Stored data
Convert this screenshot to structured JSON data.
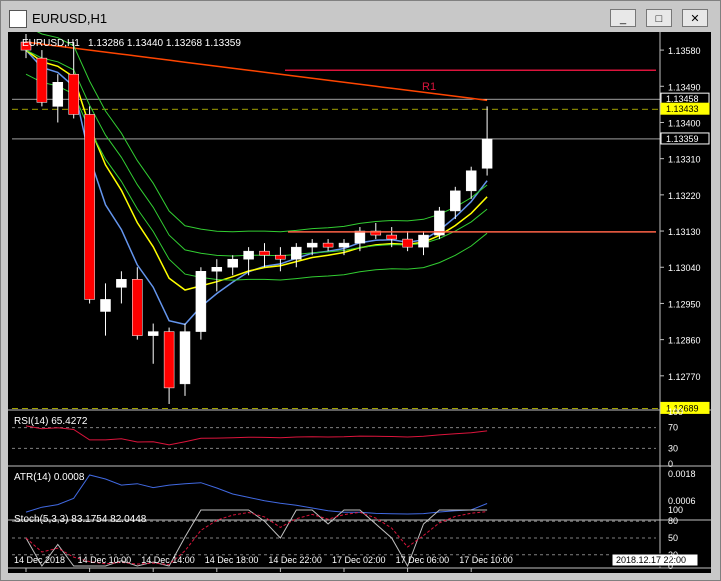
{
  "window": {
    "title": "EURUSD,H1",
    "buttons": [
      "_",
      "□",
      "✕"
    ]
  },
  "chart_data": [
    {
      "type": "candlestick",
      "title": "EURUSD,H1",
      "ohlc_label": "1.13286 1.13440 1.13268 1.13359",
      "ylim": [
        1.1269,
        1.1362
      ],
      "y_ticks": [
        "1.13580",
        "1.13490",
        "1.13400",
        "1.13310",
        "1.13220",
        "1.13130",
        "1.13040",
        "1.12950",
        "1.12860",
        "1.12770"
      ],
      "price_tags": [
        {
          "value": "1.13458",
          "color": "#ffffff"
        },
        {
          "value": "1.13433",
          "color": "#ffff00"
        },
        {
          "value": "1.13359",
          "color": "#ffffff"
        },
        {
          "value": "1.12689",
          "color": "#ffff00"
        }
      ],
      "resistance_label": "R1",
      "resistance_level": 1.1353,
      "support_level": 1.13128,
      "candles": [
        [
          1.136,
          1.1362,
          1.1356,
          1.1358
        ],
        [
          1.1356,
          1.1358,
          1.1344,
          1.1345
        ],
        [
          1.1344,
          1.1352,
          1.134,
          1.135
        ],
        [
          1.1352,
          1.136,
          1.1341,
          1.1342
        ],
        [
          1.1342,
          1.1344,
          1.1295,
          1.1296
        ],
        [
          1.1293,
          1.13,
          1.1287,
          1.1296
        ],
        [
          1.1299,
          1.1303,
          1.1295,
          1.1301
        ],
        [
          1.1301,
          1.1304,
          1.1286,
          1.1287
        ],
        [
          1.1287,
          1.129,
          1.128,
          1.1288
        ],
        [
          1.1288,
          1.1289,
          1.127,
          1.1274
        ],
        [
          1.1275,
          1.129,
          1.1272,
          1.1288
        ],
        [
          1.1288,
          1.1304,
          1.1286,
          1.1303
        ],
        [
          1.1303,
          1.1306,
          1.1298,
          1.1304
        ],
        [
          1.1304,
          1.1307,
          1.1302,
          1.1306
        ],
        [
          1.1306,
          1.1309,
          1.1302,
          1.1308
        ],
        [
          1.1308,
          1.131,
          1.1304,
          1.1307
        ],
        [
          1.1307,
          1.1309,
          1.1303,
          1.1306
        ],
        [
          1.1306,
          1.131,
          1.1304,
          1.1309
        ],
        [
          1.1309,
          1.1311,
          1.1307,
          1.131
        ],
        [
          1.131,
          1.1311,
          1.1308,
          1.1309
        ],
        [
          1.1309,
          1.1311,
          1.1307,
          1.131
        ],
        [
          1.131,
          1.1314,
          1.1308,
          1.1313
        ],
        [
          1.1313,
          1.1315,
          1.1311,
          1.1312
        ],
        [
          1.1312,
          1.1314,
          1.1309,
          1.1311
        ],
        [
          1.1311,
          1.1313,
          1.1308,
          1.1309
        ],
        [
          1.1309,
          1.1313,
          1.1307,
          1.1312
        ],
        [
          1.1312,
          1.1319,
          1.1311,
          1.1318
        ],
        [
          1.1318,
          1.1324,
          1.1316,
          1.1323
        ],
        [
          1.1323,
          1.1329,
          1.1321,
          1.1328
        ],
        [
          1.13286,
          1.1344,
          1.13268,
          1.13359
        ]
      ],
      "x_ticks": [
        "14 Dec 2018",
        "14 Dec 10:00",
        "14 Dec 14:00",
        "14 Dec 18:00",
        "14 Dec 22:00",
        "17 Dec 02:00",
        "17 Dec 06:00",
        "17 Dec 10:00"
      ],
      "time_tag": "2018.12.17 22:00"
    },
    {
      "type": "line",
      "title": "RSI(14) 65.4272",
      "ylim": [
        0,
        100
      ],
      "y_ticks": [
        "100",
        "70",
        "30",
        "0"
      ],
      "levels": [
        70,
        30
      ]
    },
    {
      "type": "line",
      "title": "ATR(14) 0.0008",
      "y_ticks": [
        "0.0018",
        "0.0006"
      ]
    },
    {
      "type": "line",
      "title": "Stoch(5,3,3) 83.1754 82.0448",
      "ylim": [
        0,
        100
      ],
      "y_ticks": [
        "100",
        "80",
        "50",
        "20",
        "0"
      ],
      "levels": [
        80,
        50,
        20
      ]
    }
  ],
  "colors": {
    "bull": "#ffffff",
    "bear": "#ff0000",
    "yellow_ma": "#ffff00",
    "blue_ma": "#6495ed",
    "orange_ma": "#ff4500",
    "bands": "#32cd32",
    "resistance": "#dc143c",
    "support": "#ff6347"
  }
}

PROBLEM STATEMENT: All the lines above are to be given again exactly as they read, with the pictures removed.

EXERCISE ANSWER:
Convert this screenshot to structured JSON data.
{
  "window": {
    "title": "EURUSD,H1",
    "buttons": [
      "_",
      "□",
      "✕"
    ]
  },
  "chart_data": [
    {
      "type": "candlestick",
      "title": "EURUSD,H1",
      "ohlc_label": "1.13286 1.13440 1.13268 1.13359",
      "ylim": [
        1.1269,
        1.1362
      ],
      "y_ticks": [
        "1.13580",
        "1.13490",
        "1.13400",
        "1.13310",
        "1.13220",
        "1.13130",
        "1.13040",
        "1.12950",
        "1.12860",
        "1.12770"
      ],
      "price_tags": [
        {
          "value": "1.13458",
          "color": "#ffffff"
        },
        {
          "value": "1.13433",
          "color": "#ffff00"
        },
        {
          "value": "1.13359",
          "color": "#ffffff"
        },
        {
          "value": "1.12689",
          "color": "#ffff00"
        }
      ],
      "resistance_label": "R1",
      "resistance_level": 1.1353,
      "support_level": 1.13128,
      "candles": [
        [
          1.136,
          1.1362,
          1.1356,
          1.1358
        ],
        [
          1.1356,
          1.1358,
          1.1344,
          1.1345
        ],
        [
          1.1344,
          1.1352,
          1.134,
          1.135
        ],
        [
          1.1352,
          1.136,
          1.1341,
          1.1342
        ],
        [
          1.1342,
          1.1344,
          1.1295,
          1.1296
        ],
        [
          1.1293,
          1.13,
          1.1287,
          1.1296
        ],
        [
          1.1299,
          1.1303,
          1.1295,
          1.1301
        ],
        [
          1.1301,
          1.1304,
          1.1286,
          1.1287
        ],
        [
          1.1287,
          1.129,
          1.128,
          1.1288
        ],
        [
          1.1288,
          1.1289,
          1.127,
          1.1274
        ],
        [
          1.1275,
          1.129,
          1.1272,
          1.1288
        ],
        [
          1.1288,
          1.1304,
          1.1286,
          1.1303
        ],
        [
          1.1303,
          1.1306,
          1.1298,
          1.1304
        ],
        [
          1.1304,
          1.1307,
          1.1302,
          1.1306
        ],
        [
          1.1306,
          1.1309,
          1.1302,
          1.1308
        ],
        [
          1.1308,
          1.131,
          1.1304,
          1.1307
        ],
        [
          1.1307,
          1.1309,
          1.1303,
          1.1306
        ],
        [
          1.1306,
          1.131,
          1.1304,
          1.1309
        ],
        [
          1.1309,
          1.1311,
          1.1307,
          1.131
        ],
        [
          1.131,
          1.1311,
          1.1308,
          1.1309
        ],
        [
          1.1309,
          1.1311,
          1.1307,
          1.131
        ],
        [
          1.131,
          1.1314,
          1.1308,
          1.1313
        ],
        [
          1.1313,
          1.1315,
          1.1311,
          1.1312
        ],
        [
          1.1312,
          1.1314,
          1.1309,
          1.1311
        ],
        [
          1.1311,
          1.1313,
          1.1308,
          1.1309
        ],
        [
          1.1309,
          1.1313,
          1.1307,
          1.1312
        ],
        [
          1.1312,
          1.1319,
          1.1311,
          1.1318
        ],
        [
          1.1318,
          1.1324,
          1.1316,
          1.1323
        ],
        [
          1.1323,
          1.1329,
          1.1321,
          1.1328
        ],
        [
          1.13286,
          1.1344,
          1.13268,
          1.13359
        ]
      ],
      "x_ticks": [
        "14 Dec 2018",
        "14 Dec 10:00",
        "14 Dec 14:00",
        "14 Dec 18:00",
        "14 Dec 22:00",
        "17 Dec 02:00",
        "17 Dec 06:00",
        "17 Dec 10:00"
      ],
      "time_tag": "2018.12.17 22:00"
    },
    {
      "type": "line",
      "title": "RSI(14) 65.4272",
      "ylim": [
        0,
        100
      ],
      "y_ticks": [
        "100",
        "70",
        "30",
        "0"
      ],
      "levels": [
        70,
        30
      ]
    },
    {
      "type": "line",
      "title": "ATR(14) 0.0008",
      "y_ticks": [
        "0.0018",
        "0.0006"
      ]
    },
    {
      "type": "line",
      "title": "Stoch(5,3,3) 83.1754 82.0448",
      "ylim": [
        0,
        100
      ],
      "y_ticks": [
        "100",
        "80",
        "50",
        "20",
        "0"
      ],
      "levels": [
        80,
        50,
        20
      ]
    }
  ],
  "colors": {
    "bull": "#ffffff",
    "bear": "#ff0000",
    "yellow_ma": "#ffff00",
    "blue_ma": "#6495ed",
    "orange_ma": "#ff4500",
    "bands": "#32cd32",
    "resistance": "#dc143c",
    "support": "#ff6347"
  }
}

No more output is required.